-- start Page excerpt --
Why threat of an offer sheet doesn’t faze Leafs GM Kyle Dubas

Maple Leafs GM Kyle Dubas says they have the salary cap space to defend any opposing teams offer sheets, and spends “zero percent of his time” worrying about teams signing Mitch Marner or Auston Matthews to one.

TORONTO — Kyle Dubas views the risk of an offer sheet with about as much concern as you or I might devote to the possibility of getting caught in a downpour while wearing a rain jacket.

Sure, it might happen. But is it really that big of a deal?

“Our salary cap situation is set up that we could defend any of those threats with no worry at all,” Dubas said Monday. “I know that they’ve become a huge topic of late, but I spend zero per cent of my time having any worry about that.

“If a team wants to go down that path with us, that’s the way it goes.”

Now it behooves the Toronto Maple Leafs general manager to project confidence on this particular issue, especially with colleagues watching closely and seemingly little progress having been made on contract extensions for Auston Matthews and Mitch Marner so far.

However, he raises an important point here — one often overlooked when the topic is broached by fans or members of the media.

The Leafs currently have just $56 million in cap commitments made for next season. With an anticipated salary cap ceiling of $83 million for 2019-20, and a collective bargaining agreement that permits teams to exceed the ceiling by 10 per cent each summer, Toronto projects to have about $35 million in available space on July 1.

In other words: More than enough to match league maximum deals for both Matthews and Marner, should rival teams choose to extend offer sheets in that amount.

Of course, Dubas doesn’t intend to let either situation get anywhere near that point after just negotiating with his other marquee young forward, William Nylander, right up until the final minutes of the signing deadline on Dec. 1.
-- end Page excerpt --
-- start Information shown --
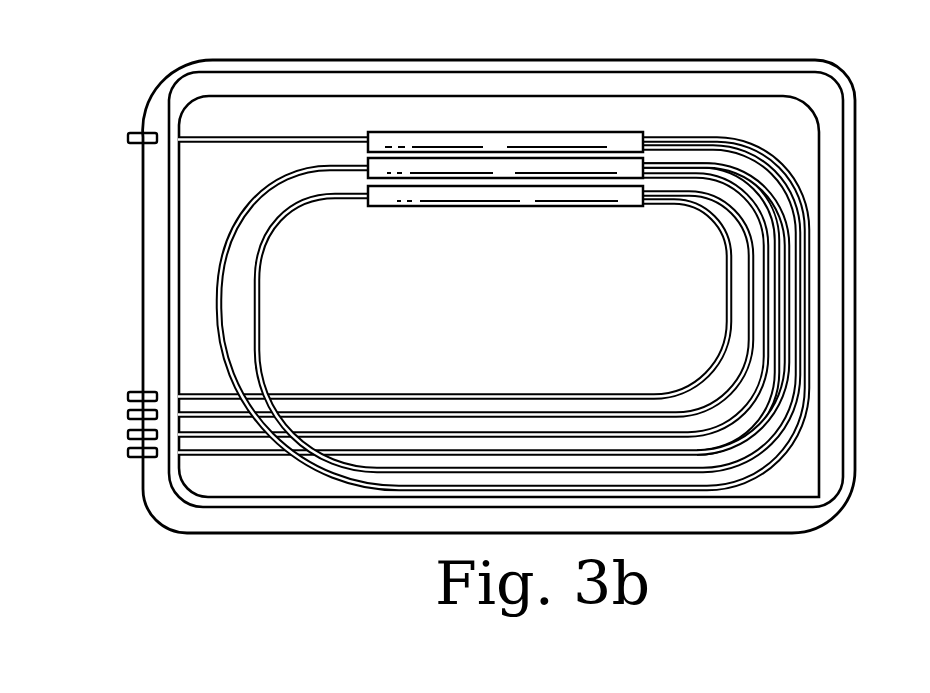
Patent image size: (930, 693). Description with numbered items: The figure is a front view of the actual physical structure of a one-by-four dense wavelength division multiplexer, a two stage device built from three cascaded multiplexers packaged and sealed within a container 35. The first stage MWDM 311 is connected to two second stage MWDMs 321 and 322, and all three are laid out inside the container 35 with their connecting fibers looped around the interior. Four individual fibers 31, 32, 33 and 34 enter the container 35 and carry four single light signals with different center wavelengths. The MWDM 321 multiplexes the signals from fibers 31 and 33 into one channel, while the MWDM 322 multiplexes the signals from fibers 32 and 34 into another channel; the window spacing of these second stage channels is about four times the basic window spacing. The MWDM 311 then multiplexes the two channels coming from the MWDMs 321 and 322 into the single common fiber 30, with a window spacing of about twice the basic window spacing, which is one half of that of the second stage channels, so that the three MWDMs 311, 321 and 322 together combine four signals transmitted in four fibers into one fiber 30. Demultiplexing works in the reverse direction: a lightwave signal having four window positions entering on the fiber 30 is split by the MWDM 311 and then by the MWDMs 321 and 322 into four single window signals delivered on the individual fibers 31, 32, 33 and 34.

The fiber 30 is at (128, 138).
The fiber 31 is at (128, 452).
The fiber 32 is at (128, 414).
The fiber 33 is at (128, 434).
The fiber 34 is at (128, 396).
The container 35 is at (294, 522).
The first stage MWDM 311 is at (428, 138).
The second stage MWDM 321 is at (500, 167).
The second stage MWDM 322 is at (583, 197).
-- end Information shown --
Requests:
A. Pull out each line of the listing that contains the string "stage".
B. Write the next part of the article about Kyle Dubas and offer sheets, picking up after its last sentence.

Outputs by task:
A.
Patent image size: (930, 693). Description with numbered items: The figure is a front view of the actual physical structure of a one-by-four dense wavelength division multiplexer, a two stage device built from three cascaded multiplexers packaged and sealed within a container 35. The first stage MWDM 311 is connected to two second stage MWDMs 321 and 322, and all three are laid out inside the container 35 with their connecting fibers looped around the interior. Four individual fibers 31, 32, 33 and 34 enter the container 35 and carry four single light signals with different center wavelengths. The MWDM 321 multiplexes the signals from fibers 31 and 33 into one channel, while the MWDM 322 multiplexes the signals from fibers 32 and 34 into another channel; the window spacing of these second stage channels is about four times the basic window spacing. The MWDM 311 then multiplexes the two channels coming from the MWDMs 321 and 322 into the single common fiber 30, with a window spacing of about twice the basic window spacing, which is one half of that of the second stage channels, so that the three MWDMs 311, 321 and 322 together combine four signals transmitted in four fibers into one fiber 30. Demultiplexing works in the reverse direction: a lightwave signal having four window positions entering on the fiber 30 is split by the MWDM 311 and then by the MWDMs 321 and 322 into four single window signals delivered on the individual fibers 31, 32, 33 and 34.
The first stage MWDM 311 is at (428, 138).
The second stage MWDM 321 is at (500, 167).
The second stage MWDM 322 is at (583, 197).

B.
Not only has the GM identified extending Matthews and Marner as a top priority, but he also views it as a necessary step before addressing other issues such as the future of defenceman Jake Gardiner, a pending unrestricted free agent.

“It will be our intention to try to get those [done] as soon as possible,” said Dubas. “We want to avoid the situation we were just in [with Nylander]. We’re completely in control of that this time, in that there’s no excuse that I can’t say ‘well I wasn’t doing this job a year ago.’ So we have to continue to work away with them.

“It will be our intention well before July 1 that we have an agreement and both players are here long term. One way or another we’ll get to that point. So it’s all good.”

The spectre of a rarely used offer sheet has drawn considerable discussion around the league thanks to a tidal wave of young talent that’s taken over the sport while still playing on entry-level contracts.

Increasingly, those players are looking to get paid on their second deal. An offer sheet could be a means used to achieve that aim, especially since we’re talking about RFAs who don’t hold arbitration rights.

In addition to Matthews and Marner, the list of players in that group includes league scoring leader Mikko Rantanen of the Colorado Avalanche, plus Tampa’s Brayden Point and Calgary’s Matthew Tkachuk, each among the top-20 point producers. You also have Patrik Laine and Kyle Connor of the Winnipeg Jets, Vancouver’s Brock Boeser and Carolina’s Sebastian Aho, among others.

“When I look around the league right now, for whatever reason it seems like the Toronto Maple Leafs are the only team that’s going to be the target of an offer sheet,” said Dubas. “It seems interesting to me, but there’s about a third of the teams in the league that have a very highly talented restricted free agent. And some of them have more than one, as we do.”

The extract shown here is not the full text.